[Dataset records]

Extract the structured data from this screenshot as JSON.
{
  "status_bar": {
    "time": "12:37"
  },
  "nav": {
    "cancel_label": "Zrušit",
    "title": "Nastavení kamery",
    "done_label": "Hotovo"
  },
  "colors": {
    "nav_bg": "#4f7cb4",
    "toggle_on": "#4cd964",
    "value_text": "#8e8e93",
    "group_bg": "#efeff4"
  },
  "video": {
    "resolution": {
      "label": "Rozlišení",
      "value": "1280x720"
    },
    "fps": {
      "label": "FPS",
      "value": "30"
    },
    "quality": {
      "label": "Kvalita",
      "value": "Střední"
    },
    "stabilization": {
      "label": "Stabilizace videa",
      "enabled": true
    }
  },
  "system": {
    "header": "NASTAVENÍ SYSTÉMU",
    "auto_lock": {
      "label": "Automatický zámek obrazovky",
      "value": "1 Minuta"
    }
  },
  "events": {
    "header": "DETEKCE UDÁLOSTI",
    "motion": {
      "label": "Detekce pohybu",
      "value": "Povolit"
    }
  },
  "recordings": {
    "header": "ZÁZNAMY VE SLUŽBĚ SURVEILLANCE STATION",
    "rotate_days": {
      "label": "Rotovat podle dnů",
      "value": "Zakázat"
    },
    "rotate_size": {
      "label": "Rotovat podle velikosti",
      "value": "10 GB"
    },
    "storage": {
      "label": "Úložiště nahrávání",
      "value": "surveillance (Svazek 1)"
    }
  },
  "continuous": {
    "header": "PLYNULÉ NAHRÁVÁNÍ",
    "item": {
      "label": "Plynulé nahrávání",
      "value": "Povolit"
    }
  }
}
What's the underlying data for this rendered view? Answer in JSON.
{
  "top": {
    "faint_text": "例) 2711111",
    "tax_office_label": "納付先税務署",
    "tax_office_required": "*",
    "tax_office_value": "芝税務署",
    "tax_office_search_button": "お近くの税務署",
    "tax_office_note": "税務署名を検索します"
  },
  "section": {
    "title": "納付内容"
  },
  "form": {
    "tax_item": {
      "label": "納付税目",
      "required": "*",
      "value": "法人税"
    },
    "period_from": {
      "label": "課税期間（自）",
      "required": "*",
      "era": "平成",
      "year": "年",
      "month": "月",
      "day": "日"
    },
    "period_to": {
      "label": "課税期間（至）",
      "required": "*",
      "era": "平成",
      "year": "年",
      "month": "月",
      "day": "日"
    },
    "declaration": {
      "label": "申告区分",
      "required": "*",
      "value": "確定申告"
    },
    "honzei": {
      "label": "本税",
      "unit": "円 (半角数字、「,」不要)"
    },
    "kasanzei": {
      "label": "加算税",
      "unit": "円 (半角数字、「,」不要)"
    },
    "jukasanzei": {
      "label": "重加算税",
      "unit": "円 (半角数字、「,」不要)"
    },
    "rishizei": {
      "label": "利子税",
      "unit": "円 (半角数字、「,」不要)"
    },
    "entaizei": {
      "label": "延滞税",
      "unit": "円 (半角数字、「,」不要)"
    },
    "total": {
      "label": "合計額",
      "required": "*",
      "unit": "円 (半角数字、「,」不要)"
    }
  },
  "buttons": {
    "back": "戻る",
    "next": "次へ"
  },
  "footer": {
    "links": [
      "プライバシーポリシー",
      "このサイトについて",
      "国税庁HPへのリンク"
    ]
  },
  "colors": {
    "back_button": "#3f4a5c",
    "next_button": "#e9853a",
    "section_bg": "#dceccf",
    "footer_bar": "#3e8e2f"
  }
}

### DESCRIPTION OF THE TASK
Write out every record shown above, word for word.

### FINAL RESULT
Extract the structured data from this screenshot as JSON.
{
  "status_bar": {
    "time": "12:37"
  },
  "nav": {
    "cancel_label": "Zrušit",
    "title": "Nastavení kamery",
    "done_label": "Hotovo"
  },
  "colors": {
    "nav_bg": "#4f7cb4",
    "toggle_on": "#4cd964",
    "value_text": "#8e8e93",
    "group_bg": "#efeff4"
  },
  "video": {
    "resolution": {
      "label": "Rozlišení",
      "value": "1280x720"
    },
    "fps": {
      "label": "FPS",
      "value": "30"
    },
    "quality": {
      "label": "Kvalita",
      "value": "Střední"
    },
    "stabilization": {
      "label": "Stabilizace videa",
      "enabled": true
    }
  },
  "system": {
    "header": "NASTAVENÍ SYSTÉMU",
    "auto_lock": {
      "label": "Automatický zámek obrazovky",
      "value": "1 Minuta"
    }
  },
  "events": {
    "header": "DETEKCE UDÁLOSTI",
    "motion": {
      "label": "Detekce pohybu",
      "value": "Povolit"
    }
  },
  "recordings": {
    "header": "ZÁZNAMY VE SLUŽBĚ SURVEILLANCE STATION",
    "rotate_days": {
      "label": "Rotovat podle dnů",
      "value": "Zakázat"
    },
    "rotate_size": {
      "label": "Rotovat podle velikosti",
      "value": "10 GB"
    },
    "storage": {
      "label": "Úložiště nahrávání",
      "value": "surveillance (Svazek 1)"
    }
  },
  "continuous": {
    "header": "PLYNULÉ NAHRÁVÁNÍ",
    "item": {
      "label": "Plynulé nahrávání",
      "value": "Povolit"
    }
  }
}
What's the underlying data for this rendered view? Answer in JSON.
{
  "top": {
    "faint_text": "例) 2711111",
    "tax_office_label": "納付先税務署",
    "tax_office_required": "*",
    "tax_office_value": "芝税務署",
    "tax_office_search_button": "お近くの税務署",
    "tax_office_note": "税務署名を検索します"
  },
  "section": {
    "title": "納付内容"
  },
  "form": {
    "tax_item": {
      "label": "納付税目",
      "required": "*",
      "value": "法人税"
    },
    "period_from": {
      "label": "課税期間（自）",
      "required": "*",
      "era": "平成",
      "year": "年",
      "month": "月",
      "day": "日"
    },
    "period_to": {
      "label": "課税期間（至）",
      "required": "*",
      "era": "平成",
      "year": "年",
      "month": "月",
      "day": "日"
    },
    "declaration": {
      "label": "申告区分",
      "required": "*",
      "value": "確定申告"
    },
    "honzei": {
      "label": "本税",
      "unit": "円 (半角数字、「,」不要)"
    },
    "kasanzei": {
      "label": "加算税",
      "unit": "円 (半角数字、「,」不要)"
    },
    "jukasanzei": {
      "label": "重加算税",
      "unit": "円 (半角数字、「,」不要)"
    },
    "rishizei": {
      "label": "利子税",
      "unit": "円 (半角数字、「,」不要)"
    },
    "entaizei": {
      "label": "延滞税",
      "unit": "円 (半角数字、「,」不要)"
    },
    "total": {
      "label": "合計額",
      "required": "*",
      "unit": "円 (半角数字、「,」不要)"
    }
  },
  "buttons": {
    "back": "戻る",
    "next": "次へ"
  },
  "footer": {
    "links": [
      "プライバシーポリシー",
      "このサイトについて",
      "国税庁HPへのリンク"
    ]
  },
  "colors": {
    "back_button": "#3f4a5c",
    "next_button": "#e9853a",
    "section_bg": "#dceccf",
    "footer_bar": "#3e8e2f"
  }
}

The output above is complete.